Market fundamentalism, delusions and epistemic failures in policy and administration
Asia-Pacific Journal of Business Administration
ISSN: 1757-4323
Article publication date: 17 April 2009
Abstract
Purpose
The purpose of this paper is to overview and critique the over‐reach of highly ideological assumptions of neo‐classical economics into policy and governance terrains. The ontology and epistemology of neo‐classical economics know no bounds in their imperial extension to non‐market applications. The colonization of Public Administration in Australia, and elsewhere, is a vexing epistemological issue, demanding some reckoning.
Design/methodology/approach
This deconstructive, critical essay seeks to provide a set of “check‐lists” of issues for those teaching, or proselytizing, governance within highly reduced public domains.
Findings
This paper moves an epistemological “audit” of “public choice theory” some steps forward, especially in the face of significant ideological and policy convergence, among putative social‐democratic governance regimes, regarding out‐sourcing, no‐bid contracting, agency “capture”, risk and a renewed urgency for necessary re‐regulation. The paper identifies policy imperatives for a new age of regulation after 35 years of prevailing “market fundamentalism”.

Stored data entries:

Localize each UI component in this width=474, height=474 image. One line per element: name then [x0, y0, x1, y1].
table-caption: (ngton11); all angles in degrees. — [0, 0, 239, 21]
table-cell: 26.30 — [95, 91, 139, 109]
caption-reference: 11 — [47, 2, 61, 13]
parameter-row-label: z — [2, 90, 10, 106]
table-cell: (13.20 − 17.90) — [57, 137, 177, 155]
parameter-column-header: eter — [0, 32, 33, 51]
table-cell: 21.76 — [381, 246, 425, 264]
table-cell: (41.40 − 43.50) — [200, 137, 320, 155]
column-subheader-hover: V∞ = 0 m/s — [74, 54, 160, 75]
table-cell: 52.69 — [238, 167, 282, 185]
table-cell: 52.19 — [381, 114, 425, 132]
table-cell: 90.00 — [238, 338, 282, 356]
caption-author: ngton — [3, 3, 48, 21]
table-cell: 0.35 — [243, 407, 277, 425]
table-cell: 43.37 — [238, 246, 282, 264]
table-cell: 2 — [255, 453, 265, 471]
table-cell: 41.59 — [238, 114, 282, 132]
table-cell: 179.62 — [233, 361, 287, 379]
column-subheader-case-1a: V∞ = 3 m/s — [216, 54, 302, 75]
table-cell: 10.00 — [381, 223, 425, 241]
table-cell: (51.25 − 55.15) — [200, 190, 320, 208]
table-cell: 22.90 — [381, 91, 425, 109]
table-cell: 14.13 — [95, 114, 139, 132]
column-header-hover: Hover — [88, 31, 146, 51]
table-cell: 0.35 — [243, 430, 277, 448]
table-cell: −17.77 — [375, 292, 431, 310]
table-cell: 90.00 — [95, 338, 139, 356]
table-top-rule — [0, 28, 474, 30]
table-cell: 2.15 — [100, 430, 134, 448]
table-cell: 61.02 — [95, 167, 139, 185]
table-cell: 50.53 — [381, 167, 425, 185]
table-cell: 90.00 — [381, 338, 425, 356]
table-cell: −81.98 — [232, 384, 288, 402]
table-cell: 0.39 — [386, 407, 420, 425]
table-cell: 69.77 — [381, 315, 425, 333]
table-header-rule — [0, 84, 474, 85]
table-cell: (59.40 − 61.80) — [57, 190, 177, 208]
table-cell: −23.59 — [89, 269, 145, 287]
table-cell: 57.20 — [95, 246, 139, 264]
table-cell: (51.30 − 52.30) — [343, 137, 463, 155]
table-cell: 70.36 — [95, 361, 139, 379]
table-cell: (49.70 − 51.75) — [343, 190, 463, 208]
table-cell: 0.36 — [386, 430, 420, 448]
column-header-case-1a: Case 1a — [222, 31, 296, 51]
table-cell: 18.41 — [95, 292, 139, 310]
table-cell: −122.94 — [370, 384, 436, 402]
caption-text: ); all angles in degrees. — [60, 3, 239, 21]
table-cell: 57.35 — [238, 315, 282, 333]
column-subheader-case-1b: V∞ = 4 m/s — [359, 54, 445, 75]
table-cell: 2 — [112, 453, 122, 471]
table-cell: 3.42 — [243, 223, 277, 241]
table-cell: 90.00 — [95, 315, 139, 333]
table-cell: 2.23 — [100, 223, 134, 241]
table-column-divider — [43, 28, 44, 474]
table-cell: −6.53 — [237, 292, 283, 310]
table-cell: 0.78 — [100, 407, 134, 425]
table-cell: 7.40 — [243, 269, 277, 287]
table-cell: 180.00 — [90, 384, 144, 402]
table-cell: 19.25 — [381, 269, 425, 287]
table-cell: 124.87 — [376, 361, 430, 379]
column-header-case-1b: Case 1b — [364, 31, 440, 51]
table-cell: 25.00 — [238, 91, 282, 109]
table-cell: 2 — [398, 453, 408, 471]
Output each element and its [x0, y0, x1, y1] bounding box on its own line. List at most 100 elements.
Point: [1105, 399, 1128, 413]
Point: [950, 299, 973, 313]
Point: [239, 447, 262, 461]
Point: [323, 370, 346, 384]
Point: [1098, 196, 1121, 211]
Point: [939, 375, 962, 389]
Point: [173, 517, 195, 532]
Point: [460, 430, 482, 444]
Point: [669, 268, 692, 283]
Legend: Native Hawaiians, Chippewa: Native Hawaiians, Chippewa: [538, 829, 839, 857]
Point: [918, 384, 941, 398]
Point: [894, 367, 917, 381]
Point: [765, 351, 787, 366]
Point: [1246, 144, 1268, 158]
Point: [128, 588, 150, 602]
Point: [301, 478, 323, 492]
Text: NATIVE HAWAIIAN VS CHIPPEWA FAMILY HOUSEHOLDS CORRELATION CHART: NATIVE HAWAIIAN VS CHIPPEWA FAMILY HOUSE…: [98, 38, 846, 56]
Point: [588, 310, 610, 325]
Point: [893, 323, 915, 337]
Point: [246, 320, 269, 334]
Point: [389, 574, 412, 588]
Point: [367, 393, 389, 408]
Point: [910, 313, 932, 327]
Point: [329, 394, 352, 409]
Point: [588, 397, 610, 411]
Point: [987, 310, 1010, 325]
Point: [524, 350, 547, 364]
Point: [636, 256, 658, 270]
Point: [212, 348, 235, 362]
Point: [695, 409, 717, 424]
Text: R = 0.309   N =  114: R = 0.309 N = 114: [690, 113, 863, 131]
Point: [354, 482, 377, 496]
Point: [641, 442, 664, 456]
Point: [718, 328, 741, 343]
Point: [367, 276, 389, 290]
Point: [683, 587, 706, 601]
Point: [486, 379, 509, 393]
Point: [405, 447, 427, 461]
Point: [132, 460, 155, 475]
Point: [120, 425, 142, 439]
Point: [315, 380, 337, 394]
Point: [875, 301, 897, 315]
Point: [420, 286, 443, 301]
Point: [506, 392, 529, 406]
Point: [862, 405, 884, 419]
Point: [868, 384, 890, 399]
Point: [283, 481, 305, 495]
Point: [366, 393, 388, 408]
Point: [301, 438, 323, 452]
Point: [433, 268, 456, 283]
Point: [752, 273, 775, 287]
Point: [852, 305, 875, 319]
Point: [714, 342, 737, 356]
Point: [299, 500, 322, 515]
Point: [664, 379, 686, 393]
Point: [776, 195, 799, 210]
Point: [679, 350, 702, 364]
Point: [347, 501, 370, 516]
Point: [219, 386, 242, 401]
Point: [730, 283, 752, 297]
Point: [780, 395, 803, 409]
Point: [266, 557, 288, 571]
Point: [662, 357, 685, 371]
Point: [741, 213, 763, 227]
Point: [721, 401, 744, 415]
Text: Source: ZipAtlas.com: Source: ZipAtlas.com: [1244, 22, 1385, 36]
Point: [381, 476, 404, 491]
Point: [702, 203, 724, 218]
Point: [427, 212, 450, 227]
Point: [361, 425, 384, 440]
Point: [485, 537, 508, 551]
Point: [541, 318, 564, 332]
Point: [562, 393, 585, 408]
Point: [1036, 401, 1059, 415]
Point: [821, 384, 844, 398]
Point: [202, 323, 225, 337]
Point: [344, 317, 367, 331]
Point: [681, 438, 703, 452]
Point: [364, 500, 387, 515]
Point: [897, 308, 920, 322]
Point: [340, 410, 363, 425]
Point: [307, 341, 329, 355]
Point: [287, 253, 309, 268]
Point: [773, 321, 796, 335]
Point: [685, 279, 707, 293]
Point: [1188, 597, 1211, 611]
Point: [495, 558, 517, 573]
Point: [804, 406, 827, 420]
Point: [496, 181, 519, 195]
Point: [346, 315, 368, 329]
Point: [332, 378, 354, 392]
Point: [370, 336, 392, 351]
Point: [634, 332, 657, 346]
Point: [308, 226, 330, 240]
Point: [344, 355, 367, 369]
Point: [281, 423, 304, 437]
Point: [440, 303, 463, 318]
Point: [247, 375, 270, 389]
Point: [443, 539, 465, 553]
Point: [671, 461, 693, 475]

_EXERCISE TASKS_
**1)** Decide whether each statement below agrees with the article abstract, answering yes or no for each and quoting the words of the abstract that settle it: (a) The article was published on 17 April 2009. (b) The abstract limits the colonization of Public Administration to Australia. (c) The paper identifies policy imperatives for a new age of regulation.
**2)** Print the part of the article abstract starting at "Market fundamentalism, delusions" and ending at "reduced public domains.".

_ANSWERS TO THE EXERCISES_
**1)**
(a) Yes: "Article publication date: 17 April 2009"
(b) No: "The colonization of Public Administration in Australia, and elsewhere"
(c) Yes: "The paper identifies policy imperatives for a new age of regulation after 35 years of prevailing “market fundamentalism”."

**2)**
Market fundamentalism, delusions and epistemic failures in policy and administration
Asia-Pacific Journal of Business Administration
ISSN: 1757-4323
Article publication date: 17 April 2009
Abstract
Purpose
The purpose of this paper is to overview and critique the over‐reach of highly ideological assumptions of neo‐classical economics into policy and governance terrains. The ontology and epistemology of neo‐classical economics know no bounds in their imperial extension to non‐market applications. The colonization of Public Administration in Australia, and elsewhere, is a vexing epistemological issue, demanding some reckoning.
Design/methodology/approach
This deconstructive, critical essay seeks to provide a set of “check‐lists” of issues for those teaching, or proselytizing, governance within highly reduced public domains.